***** Information shown *****

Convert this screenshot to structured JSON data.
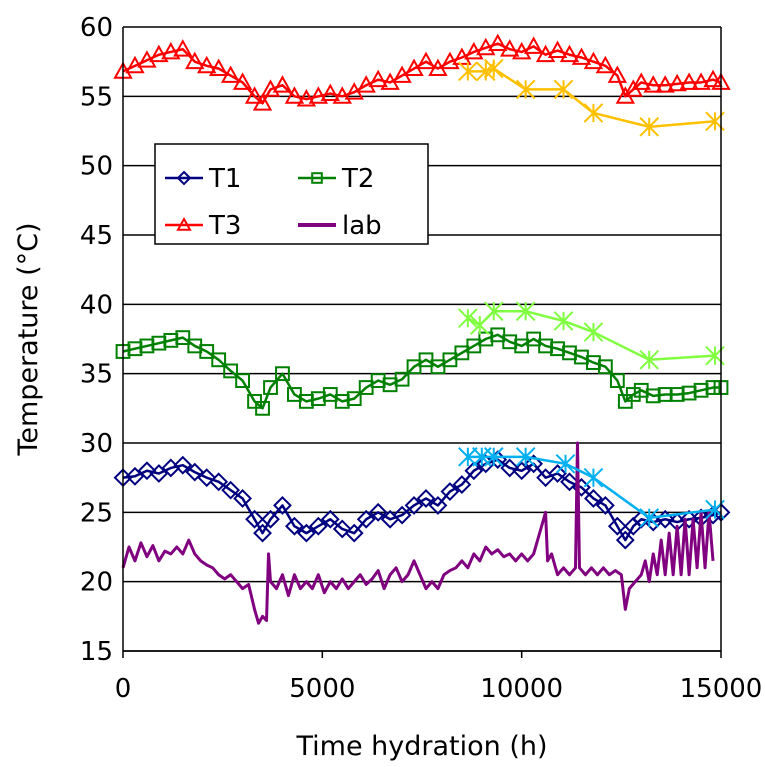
{
  "chart_data": {
    "type": "line",
    "title": "",
    "xlabel": "Time hydration (h)",
    "ylabel": "Temperature  (°C)",
    "xlim": [
      0,
      15000
    ],
    "ylim": [
      15,
      60
    ],
    "x_ticks": [
      0,
      5000,
      10000,
      15000
    ],
    "x_tick_labels": [
      "0",
      "5000",
      "10000",
      "15000"
    ],
    "y_ticks": [
      15,
      20,
      25,
      30,
      35,
      40,
      45,
      50,
      55,
      60
    ],
    "y_tick_labels": [
      "15",
      "20",
      "25",
      "30",
      "35",
      "40",
      "45",
      "50",
      "55",
      "60"
    ],
    "grid": "horizontal",
    "legend_position": "upper-left inside plot",
    "series": [
      {
        "name": "T1",
        "color": "#000080",
        "marker": "diamond",
        "x": [
          0,
          300,
          600,
          900,
          1200,
          1500,
          1800,
          2100,
          2400,
          2700,
          3000,
          3300,
          3500,
          3700,
          4000,
          4300,
          4600,
          4900,
          5200,
          5500,
          5800,
          6100,
          6400,
          6700,
          7000,
          7300,
          7600,
          7900,
          8200,
          8500,
          8800,
          9100,
          9400,
          9700,
          10000,
          10300,
          10600,
          10900,
          11200,
          11500,
          11800,
          12100,
          12400,
          12600,
          12800,
          13000,
          13300,
          13600,
          13900,
          14200,
          14500,
          14800,
          15000
        ],
        "y": [
          27.5,
          27.6,
          28.0,
          27.8,
          28.2,
          28.4,
          27.9,
          27.5,
          27.2,
          26.6,
          26.0,
          24.5,
          23.5,
          24.5,
          25.5,
          24.0,
          23.5,
          24.0,
          24.5,
          23.8,
          23.5,
          24.5,
          25.0,
          24.5,
          24.8,
          25.5,
          26.0,
          25.5,
          26.5,
          27.0,
          28.0,
          28.5,
          28.8,
          28.2,
          28.0,
          28.5,
          27.5,
          27.8,
          27.2,
          26.8,
          26.0,
          25.5,
          24.0,
          23.0,
          24.0,
          24.5,
          24.3,
          24.5,
          24.3,
          24.5,
          24.6,
          24.8,
          25.0
        ]
      },
      {
        "name": "T2",
        "color": "#008000",
        "marker": "square",
        "x": [
          0,
          300,
          600,
          900,
          1200,
          1500,
          1800,
          2100,
          2400,
          2700,
          3000,
          3300,
          3500,
          3700,
          4000,
          4300,
          4600,
          4900,
          5200,
          5500,
          5800,
          6100,
          6400,
          6700,
          7000,
          7300,
          7600,
          7900,
          8200,
          8500,
          8800,
          9100,
          9400,
          9700,
          10000,
          10300,
          10600,
          10900,
          11200,
          11500,
          11800,
          12100,
          12400,
          12600,
          12800,
          13000,
          13300,
          13600,
          13900,
          14200,
          14500,
          14800,
          15000
        ],
        "y": [
          36.6,
          36.8,
          37.0,
          37.2,
          37.4,
          37.6,
          37.0,
          36.6,
          36.0,
          35.2,
          34.5,
          33.0,
          32.5,
          34.0,
          35.0,
          33.5,
          33.0,
          33.2,
          33.5,
          33.0,
          33.2,
          34.0,
          34.5,
          34.2,
          34.6,
          35.5,
          36.0,
          35.5,
          36.0,
          36.5,
          37.0,
          37.5,
          37.8,
          37.3,
          37.0,
          37.5,
          37.0,
          36.8,
          36.5,
          36.2,
          35.8,
          35.5,
          34.5,
          33.0,
          33.5,
          33.8,
          33.4,
          33.5,
          33.5,
          33.6,
          33.8,
          34.0,
          34.0
        ]
      },
      {
        "name": "T3",
        "color": "#ff0000",
        "marker": "triangle",
        "x": [
          0,
          300,
          600,
          900,
          1200,
          1500,
          1800,
          2100,
          2400,
          2700,
          3000,
          3300,
          3500,
          3700,
          4000,
          4300,
          4600,
          4900,
          5200,
          5500,
          5800,
          6100,
          6400,
          6700,
          7000,
          7300,
          7600,
          7900,
          8200,
          8500,
          8800,
          9100,
          9400,
          9700,
          10000,
          10300,
          10600,
          10900,
          11200,
          11500,
          11800,
          12100,
          12400,
          12600,
          12800,
          13000,
          13300,
          13600,
          13900,
          14200,
          14500,
          14800,
          15000
        ],
        "y": [
          56.8,
          57.2,
          57.6,
          58.0,
          58.2,
          58.4,
          57.5,
          57.2,
          57.0,
          56.5,
          56.0,
          55.0,
          54.5,
          55.5,
          55.8,
          55.0,
          54.8,
          55.0,
          55.2,
          55.0,
          55.3,
          55.8,
          56.2,
          56.0,
          56.5,
          57.0,
          57.5,
          57.0,
          57.5,
          57.8,
          58.2,
          58.5,
          58.8,
          58.4,
          58.2,
          58.6,
          58.0,
          58.3,
          58.0,
          57.8,
          57.5,
          57.2,
          56.5,
          55.0,
          55.5,
          56.0,
          55.8,
          55.8,
          55.9,
          56.0,
          56.0,
          56.2,
          56.0
        ]
      },
      {
        "name": "lab",
        "color": "#800080",
        "marker": "none",
        "x": [
          0,
          150,
          300,
          450,
          600,
          750,
          900,
          1050,
          1200,
          1350,
          1500,
          1650,
          1800,
          1950,
          2100,
          2250,
          2400,
          2550,
          2700,
          2850,
          3000,
          3150,
          3300,
          3400,
          3500,
          3600,
          3650,
          3700,
          3850,
          4000,
          4150,
          4300,
          4450,
          4600,
          4750,
          4900,
          5050,
          5200,
          5350,
          5500,
          5650,
          5800,
          5950,
          6100,
          6250,
          6400,
          6550,
          6700,
          6850,
          7000,
          7150,
          7300,
          7450,
          7600,
          7750,
          7900,
          8050,
          8200,
          8350,
          8500,
          8650,
          8800,
          8950,
          9100,
          9250,
          9400,
          9550,
          9700,
          9850,
          10000,
          10150,
          10300,
          10450,
          10600,
          10650,
          10750,
          10900,
          11050,
          11200,
          11350,
          11400,
          11450,
          11600,
          11750,
          11900,
          12050,
          12200,
          12350,
          12500,
          12600,
          12700,
          12850,
          13000,
          13100,
          13200,
          13300,
          13400,
          13500,
          13600,
          13700,
          13800,
          13900,
          14000,
          14100,
          14200,
          14300,
          14400,
          14500,
          14600,
          14700,
          14800
        ],
        "y": [
          21.0,
          22.5,
          21.5,
          22.8,
          21.8,
          22.6,
          21.5,
          22.2,
          22.0,
          22.5,
          22.0,
          23.0,
          22.0,
          21.5,
          21.2,
          21.0,
          20.5,
          20.2,
          20.5,
          20.0,
          19.5,
          19.8,
          18.0,
          17.0,
          17.5,
          17.2,
          22.0,
          20.0,
          19.5,
          20.5,
          19.0,
          20.5,
          19.5,
          20.0,
          19.5,
          20.5,
          19.2,
          20.0,
          19.5,
          20.2,
          19.5,
          20.0,
          20.5,
          19.8,
          20.2,
          20.8,
          19.5,
          20.5,
          21.0,
          20.0,
          20.5,
          21.5,
          20.5,
          19.5,
          20.0,
          19.5,
          20.5,
          20.8,
          21.0,
          21.5,
          21.0,
          22.0,
          21.5,
          22.5,
          22.0,
          22.3,
          21.8,
          22.0,
          21.5,
          22.0,
          21.5,
          22.0,
          23.5,
          25.0,
          21.5,
          22.0,
          20.5,
          21.0,
          20.5,
          21.0,
          30.0,
          21.0,
          20.5,
          21.0,
          20.5,
          21.0,
          20.5,
          20.8,
          20.5,
          18.0,
          19.5,
          20.0,
          20.5,
          21.5,
          20.0,
          22.0,
          20.5,
          23.0,
          20.5,
          23.5,
          20.5,
          24.0,
          20.5,
          24.5,
          20.5,
          24.5,
          21.0,
          25.0,
          21.0,
          25.0,
          21.5
        ]
      },
      {
        "name": "",
        "color": "#ffc000",
        "marker": "star",
        "x": [
          8650,
          9100,
          9300,
          10100,
          11050,
          11800,
          13200,
          14850
        ],
        "y": [
          56.8,
          56.8,
          57.0,
          55.5,
          55.5,
          53.8,
          52.8,
          53.2
        ]
      },
      {
        "name": "",
        "color": "#80ff40",
        "marker": "star",
        "x": [
          8650,
          8950,
          9300,
          10100,
          11050,
          11800,
          13200,
          14850
        ],
        "y": [
          39.0,
          38.5,
          39.5,
          39.5,
          38.8,
          38.0,
          36.0,
          36.3
        ]
      },
      {
        "name": "",
        "color": "#00b0f0",
        "marker": "star",
        "x": [
          8650,
          9000,
          9300,
          10100,
          11100,
          11800,
          13200,
          14850
        ],
        "y": [
          29.0,
          29.0,
          29.0,
          29.0,
          28.5,
          27.5,
          24.6,
          25.2
        ]
      }
    ]
  }
}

*****

*Aim of the task*
Select and copy every line from the records that includes the word "color".

*Answer to the exercise*
        "color": "#000080",
        "color": "#008000",
        "color": "#ff0000",
        "color": "#800080",
        "color": "#ffc000",
        "color": "#80ff40",
        "color": "#00b0f0",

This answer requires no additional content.